RECORDS TO USE -

-- Start --

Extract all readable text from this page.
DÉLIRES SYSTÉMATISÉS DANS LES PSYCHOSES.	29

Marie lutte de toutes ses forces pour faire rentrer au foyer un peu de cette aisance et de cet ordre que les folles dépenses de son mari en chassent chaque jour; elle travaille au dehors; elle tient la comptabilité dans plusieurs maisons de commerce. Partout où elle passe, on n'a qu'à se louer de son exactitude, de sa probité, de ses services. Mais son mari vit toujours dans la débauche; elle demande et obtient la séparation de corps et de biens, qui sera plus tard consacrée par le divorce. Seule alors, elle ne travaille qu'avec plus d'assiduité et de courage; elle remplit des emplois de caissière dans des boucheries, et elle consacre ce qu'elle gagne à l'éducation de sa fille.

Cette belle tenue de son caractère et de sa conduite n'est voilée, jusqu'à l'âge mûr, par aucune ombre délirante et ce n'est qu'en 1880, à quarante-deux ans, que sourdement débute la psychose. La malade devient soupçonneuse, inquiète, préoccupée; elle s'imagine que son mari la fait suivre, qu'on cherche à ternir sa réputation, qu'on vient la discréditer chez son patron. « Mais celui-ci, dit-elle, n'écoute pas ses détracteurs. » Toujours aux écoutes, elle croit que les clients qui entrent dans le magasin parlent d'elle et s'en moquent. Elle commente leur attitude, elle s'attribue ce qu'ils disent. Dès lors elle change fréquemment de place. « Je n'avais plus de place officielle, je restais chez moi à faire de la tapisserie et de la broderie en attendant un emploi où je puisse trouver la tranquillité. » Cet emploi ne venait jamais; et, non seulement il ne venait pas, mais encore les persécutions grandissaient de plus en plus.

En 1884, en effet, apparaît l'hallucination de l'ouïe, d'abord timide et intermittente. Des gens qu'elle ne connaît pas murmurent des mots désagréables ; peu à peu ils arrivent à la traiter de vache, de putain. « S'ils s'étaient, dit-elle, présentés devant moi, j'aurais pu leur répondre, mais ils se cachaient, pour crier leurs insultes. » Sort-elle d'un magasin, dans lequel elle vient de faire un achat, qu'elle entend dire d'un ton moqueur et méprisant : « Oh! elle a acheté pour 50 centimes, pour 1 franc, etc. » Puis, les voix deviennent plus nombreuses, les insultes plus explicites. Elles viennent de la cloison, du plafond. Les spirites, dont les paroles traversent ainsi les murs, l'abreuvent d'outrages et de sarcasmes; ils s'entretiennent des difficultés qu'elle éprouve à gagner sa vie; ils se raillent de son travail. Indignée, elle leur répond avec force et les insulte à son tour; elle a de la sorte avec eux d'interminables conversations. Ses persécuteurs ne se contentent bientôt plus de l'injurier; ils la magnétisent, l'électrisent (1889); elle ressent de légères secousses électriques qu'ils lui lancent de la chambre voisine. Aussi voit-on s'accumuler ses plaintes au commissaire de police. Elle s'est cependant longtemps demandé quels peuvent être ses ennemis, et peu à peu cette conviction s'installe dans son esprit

-- End --

Reproduce each entry word for word.

Extract all readable text from this page.
DÉLIRES SYSTÉMATISÉS DANS LES PSYCHOSES.	29

Marie lutte de toutes ses forces pour faire rentrer au foyer un peu de cette aisance et de cet ordre que les folles dépenses de son mari en chassent chaque jour; elle travaille au dehors; elle tient la comptabilité dans plusieurs maisons de commerce. Partout où elle passe, on n'a qu'à se louer de son exactitude, de sa probité, de ses services. Mais son mari vit toujours dans la débauche; elle demande et obtient la séparation de corps et de biens, qui sera plus tard consacrée par le divorce. Seule alors, elle ne travaille qu'avec plus d'assiduité et de courage; elle remplit des emplois de caissière dans des boucheries, et elle consacre ce qu'elle gagne à l'éducation de sa fille.

Cette belle tenue de son caractère et de sa conduite n'est voilée, jusqu'à l'âge mûr, par aucune ombre délirante et ce n'est qu'en 1880, à quarante-deux ans, que sourdement débute la psychose. La malade devient soupçonneuse, inquiète, préoccupée; elle s'imagine que son mari la fait suivre, qu'on cherche à ternir sa réputation, qu'on vient la discréditer chez son patron. « Mais celui-ci, dit-elle, n'écoute pas ses détracteurs. » Toujours aux écoutes, elle croit que les clients qui entrent dans le magasin parlent d'elle et s'en moquent. Elle commente leur attitude, elle s'attribue ce qu'ils disent. Dès lors elle change fréquemment de place. « Je n'avais plus de place officielle, je restais chez moi à faire de la tapisserie et de la broderie en attendant un emploi où je puisse trouver la tranquillité. » Cet emploi ne venait jamais; et, non seulement il ne venait pas, mais encore les persécutions grandissaient de plus en plus.

En 1884, en effet, apparaît l'hallucination de l'ouïe, d'abord timide et intermittente. Des gens qu'elle ne connaît pas murmurent des mots désagréables ; peu à peu ils arrivent à la traiter de vache, de putain. « S'ils s'étaient, dit-elle, présentés devant moi, j'aurais pu leur répondre, mais ils se cachaient, pour crier leurs insultes. » Sort-elle d'un magasin, dans lequel elle vient de faire un achat, qu'elle entend dire d'un ton moqueur et méprisant : « Oh! elle a acheté pour 50 centimes, pour 1 franc, etc. » Puis, les voix deviennent plus nombreuses, les insultes plus explicites. Elles viennent de la cloison, du plafond. Les spirites, dont les paroles traversent ainsi les murs, l'abreuvent d'outrages et de sarcasmes; ils s'entretiennent des difficultés qu'elle éprouve à gagner sa vie; ils se raillent de son travail. Indignée, elle leur répond avec force et les insulte à son tour; elle a de la sorte avec eux d'interminables conversations. Ses persécuteurs ne se contentent bientôt plus de l'injurier; ils la magnétisent, l'électrisent (1889); elle ressent de légères secousses électriques qu'ils lui lancent de la chambre voisine. Aussi voit-on s'accumuler ses plaintes au commissaire de police. Elle s'est cependant longtemps demandé quels peuvent être ses ennemis, et peu à peu cette conviction s'installe dans son esprit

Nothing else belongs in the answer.